→ MATERIAL SUPPLIED
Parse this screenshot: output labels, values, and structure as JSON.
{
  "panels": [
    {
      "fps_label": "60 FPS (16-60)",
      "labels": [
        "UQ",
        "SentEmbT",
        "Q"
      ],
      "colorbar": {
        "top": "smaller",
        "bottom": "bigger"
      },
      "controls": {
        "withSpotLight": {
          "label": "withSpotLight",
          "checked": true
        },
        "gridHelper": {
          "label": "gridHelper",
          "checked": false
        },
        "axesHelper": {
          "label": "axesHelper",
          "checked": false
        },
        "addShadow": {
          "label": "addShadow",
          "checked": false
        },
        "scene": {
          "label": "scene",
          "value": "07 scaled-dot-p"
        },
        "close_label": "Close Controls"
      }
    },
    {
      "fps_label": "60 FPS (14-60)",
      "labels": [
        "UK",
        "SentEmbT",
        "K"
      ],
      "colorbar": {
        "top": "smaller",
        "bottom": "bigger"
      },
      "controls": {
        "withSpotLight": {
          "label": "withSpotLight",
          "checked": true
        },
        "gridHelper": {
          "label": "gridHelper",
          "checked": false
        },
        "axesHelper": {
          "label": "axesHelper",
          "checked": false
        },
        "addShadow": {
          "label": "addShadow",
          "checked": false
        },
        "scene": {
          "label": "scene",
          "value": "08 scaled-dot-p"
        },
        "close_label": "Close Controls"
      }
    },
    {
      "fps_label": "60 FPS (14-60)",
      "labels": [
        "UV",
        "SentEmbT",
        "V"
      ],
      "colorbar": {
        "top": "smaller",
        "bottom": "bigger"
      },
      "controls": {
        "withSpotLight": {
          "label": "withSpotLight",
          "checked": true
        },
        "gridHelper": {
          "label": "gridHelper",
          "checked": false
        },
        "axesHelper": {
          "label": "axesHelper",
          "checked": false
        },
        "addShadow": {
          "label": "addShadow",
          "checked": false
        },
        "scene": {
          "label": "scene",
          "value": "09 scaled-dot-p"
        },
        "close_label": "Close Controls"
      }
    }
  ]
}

→ EXERCISE GOAL
Your task is to repeat each line of the material exactly.

→ OUTPUT FOR THIS EXERCISE
Parse this screenshot: output labels, values, and structure as JSON.
{
  "panels": [
    {
      "fps_label": "60 FPS (16-60)",
      "labels": [
        "UQ",
        "SentEmbT",
        "Q"
      ],
      "colorbar": {
        "top": "smaller",
        "bottom": "bigger"
      },
      "controls": {
        "withSpotLight": {
          "label": "withSpotLight",
          "checked": true
        },
        "gridHelper": {
          "label": "gridHelper",
          "checked": false
        },
        "axesHelper": {
          "label": "axesHelper",
          "checked": false
        },
        "addShadow": {
          "label": "addShadow",
          "checked": false
        },
        "scene": {
          "label": "scene",
          "value": "07 scaled-dot-p"
        },
        "close_label": "Close Controls"
      }
    },
    {
      "fps_label": "60 FPS (14-60)",
      "labels": [
        "UK",
        "SentEmbT",
        "K"
      ],
      "colorbar": {
        "top": "smaller",
        "bottom": "bigger"
      },
      "controls": {
        "withSpotLight": {
          "label": "withSpotLight",
          "checked": true
        },
        "gridHelper": {
          "label": "gridHelper",
          "checked": false
        },
        "axesHelper": {
          "label": "axesHelper",
          "checked": false
        },
        "addShadow": {
          "label": "addShadow",
          "checked": false
        },
        "scene": {
          "label": "scene",
          "value": "08 scaled-dot-p"
        },
        "close_label": "Close Controls"
      }
    },
    {
      "fps_label": "60 FPS (14-60)",
      "labels": [
        "UV",
        "SentEmbT",
        "V"
      ],
      "colorbar": {
        "top": "smaller",
        "bottom": "bigger"
      },
      "controls": {
        "withSpotLight": {
          "label": "withSpotLight",
          "checked": true
        },
        "gridHelper": {
          "label": "gridHelper",
          "checked": false
        },
        "axesHelper": {
          "label": "axesHelper",
          "checked": false
        },
        "addShadow": {
          "label": "addShadow",
          "checked": false
        },
        "scene": {
          "label": "scene",
          "value": "09 scaled-dot-p"
        },
        "close_label": "Close Controls"
      }
    }
  ]
}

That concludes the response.